====== Dataset content ======

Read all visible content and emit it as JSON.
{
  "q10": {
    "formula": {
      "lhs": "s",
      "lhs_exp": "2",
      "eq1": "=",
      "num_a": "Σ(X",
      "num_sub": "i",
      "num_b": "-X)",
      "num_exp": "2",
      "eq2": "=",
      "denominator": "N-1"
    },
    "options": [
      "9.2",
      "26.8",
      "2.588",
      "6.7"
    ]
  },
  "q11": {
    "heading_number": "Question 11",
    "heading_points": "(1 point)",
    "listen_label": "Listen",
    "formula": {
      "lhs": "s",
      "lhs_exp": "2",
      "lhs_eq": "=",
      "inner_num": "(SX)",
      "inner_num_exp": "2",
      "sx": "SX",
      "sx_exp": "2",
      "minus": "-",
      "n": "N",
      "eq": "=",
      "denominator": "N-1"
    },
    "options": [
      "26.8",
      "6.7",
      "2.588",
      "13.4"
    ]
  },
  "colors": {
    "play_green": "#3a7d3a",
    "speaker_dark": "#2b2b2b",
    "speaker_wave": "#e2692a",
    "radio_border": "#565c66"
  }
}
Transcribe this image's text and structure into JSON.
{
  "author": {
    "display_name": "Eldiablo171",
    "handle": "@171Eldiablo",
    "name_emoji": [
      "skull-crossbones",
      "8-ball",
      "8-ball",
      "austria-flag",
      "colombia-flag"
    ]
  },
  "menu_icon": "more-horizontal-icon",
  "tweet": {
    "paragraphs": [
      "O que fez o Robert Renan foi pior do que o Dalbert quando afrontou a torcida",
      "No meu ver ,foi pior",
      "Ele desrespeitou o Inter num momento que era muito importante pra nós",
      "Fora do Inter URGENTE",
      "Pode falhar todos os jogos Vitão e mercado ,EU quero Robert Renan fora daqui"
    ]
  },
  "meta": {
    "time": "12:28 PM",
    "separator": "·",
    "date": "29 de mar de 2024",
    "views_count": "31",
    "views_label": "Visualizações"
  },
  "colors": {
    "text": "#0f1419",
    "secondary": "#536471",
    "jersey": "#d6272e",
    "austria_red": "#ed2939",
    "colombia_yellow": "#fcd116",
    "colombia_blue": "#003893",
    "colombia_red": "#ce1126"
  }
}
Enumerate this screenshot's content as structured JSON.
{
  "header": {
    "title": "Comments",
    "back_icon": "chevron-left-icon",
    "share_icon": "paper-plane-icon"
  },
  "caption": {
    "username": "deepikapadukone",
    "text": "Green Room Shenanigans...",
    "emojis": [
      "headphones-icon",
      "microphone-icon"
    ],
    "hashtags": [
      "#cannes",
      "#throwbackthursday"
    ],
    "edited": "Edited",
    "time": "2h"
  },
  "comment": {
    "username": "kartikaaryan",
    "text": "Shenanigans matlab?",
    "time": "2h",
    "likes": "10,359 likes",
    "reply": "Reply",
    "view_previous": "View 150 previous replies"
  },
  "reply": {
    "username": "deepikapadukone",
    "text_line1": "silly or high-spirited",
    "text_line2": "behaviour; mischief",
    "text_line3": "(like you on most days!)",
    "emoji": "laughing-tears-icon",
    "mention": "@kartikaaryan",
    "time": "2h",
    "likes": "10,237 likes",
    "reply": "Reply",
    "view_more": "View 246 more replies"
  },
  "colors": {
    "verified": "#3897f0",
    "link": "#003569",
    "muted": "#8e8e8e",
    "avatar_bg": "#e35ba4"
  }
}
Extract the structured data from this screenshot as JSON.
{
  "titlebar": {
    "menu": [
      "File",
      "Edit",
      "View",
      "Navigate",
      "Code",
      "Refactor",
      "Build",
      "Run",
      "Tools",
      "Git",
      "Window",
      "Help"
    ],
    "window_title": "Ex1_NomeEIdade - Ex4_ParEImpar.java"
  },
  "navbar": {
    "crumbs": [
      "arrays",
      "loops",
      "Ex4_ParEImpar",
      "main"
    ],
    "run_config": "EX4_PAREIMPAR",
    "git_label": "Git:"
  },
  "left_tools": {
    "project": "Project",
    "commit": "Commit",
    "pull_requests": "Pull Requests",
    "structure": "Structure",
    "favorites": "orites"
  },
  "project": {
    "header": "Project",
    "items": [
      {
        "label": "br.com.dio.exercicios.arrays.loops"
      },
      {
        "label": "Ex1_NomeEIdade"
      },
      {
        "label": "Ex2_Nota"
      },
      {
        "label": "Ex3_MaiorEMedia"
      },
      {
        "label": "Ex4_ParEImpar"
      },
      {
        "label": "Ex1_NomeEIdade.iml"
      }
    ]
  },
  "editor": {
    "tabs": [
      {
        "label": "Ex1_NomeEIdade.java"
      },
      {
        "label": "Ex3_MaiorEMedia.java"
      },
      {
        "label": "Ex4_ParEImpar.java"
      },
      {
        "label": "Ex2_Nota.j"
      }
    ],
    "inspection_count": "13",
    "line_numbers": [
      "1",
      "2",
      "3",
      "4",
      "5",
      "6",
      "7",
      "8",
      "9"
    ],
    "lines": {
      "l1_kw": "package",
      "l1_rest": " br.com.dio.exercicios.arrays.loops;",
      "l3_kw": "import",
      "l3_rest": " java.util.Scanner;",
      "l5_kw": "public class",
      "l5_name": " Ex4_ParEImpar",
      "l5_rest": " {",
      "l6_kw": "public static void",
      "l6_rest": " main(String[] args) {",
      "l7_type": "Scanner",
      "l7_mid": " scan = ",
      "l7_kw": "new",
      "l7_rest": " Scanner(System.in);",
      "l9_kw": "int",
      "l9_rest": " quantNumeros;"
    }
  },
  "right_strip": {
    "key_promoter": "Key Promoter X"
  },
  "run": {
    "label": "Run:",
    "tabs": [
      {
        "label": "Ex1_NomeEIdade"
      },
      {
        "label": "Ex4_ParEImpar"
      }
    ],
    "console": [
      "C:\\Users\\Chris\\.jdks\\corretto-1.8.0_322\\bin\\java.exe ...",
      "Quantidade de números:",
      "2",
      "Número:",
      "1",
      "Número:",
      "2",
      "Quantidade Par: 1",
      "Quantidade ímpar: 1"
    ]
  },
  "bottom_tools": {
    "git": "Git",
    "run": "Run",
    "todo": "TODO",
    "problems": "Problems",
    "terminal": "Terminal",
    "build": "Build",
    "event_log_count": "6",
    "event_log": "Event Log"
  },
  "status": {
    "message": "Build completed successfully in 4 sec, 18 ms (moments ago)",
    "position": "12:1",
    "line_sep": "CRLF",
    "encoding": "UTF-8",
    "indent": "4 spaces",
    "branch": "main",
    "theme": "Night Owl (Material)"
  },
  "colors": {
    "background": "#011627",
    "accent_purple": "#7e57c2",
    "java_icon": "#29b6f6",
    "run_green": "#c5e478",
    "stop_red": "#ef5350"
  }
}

======

* **Exercise directions**
Return from the data every line that holds "loops".

* **Result of this exercise**
      "loops",
        "label": "br.com.dio.exercicios.arrays.loops"
      "l1_rest": " br.com.dio.exercicios.arrays.loops;",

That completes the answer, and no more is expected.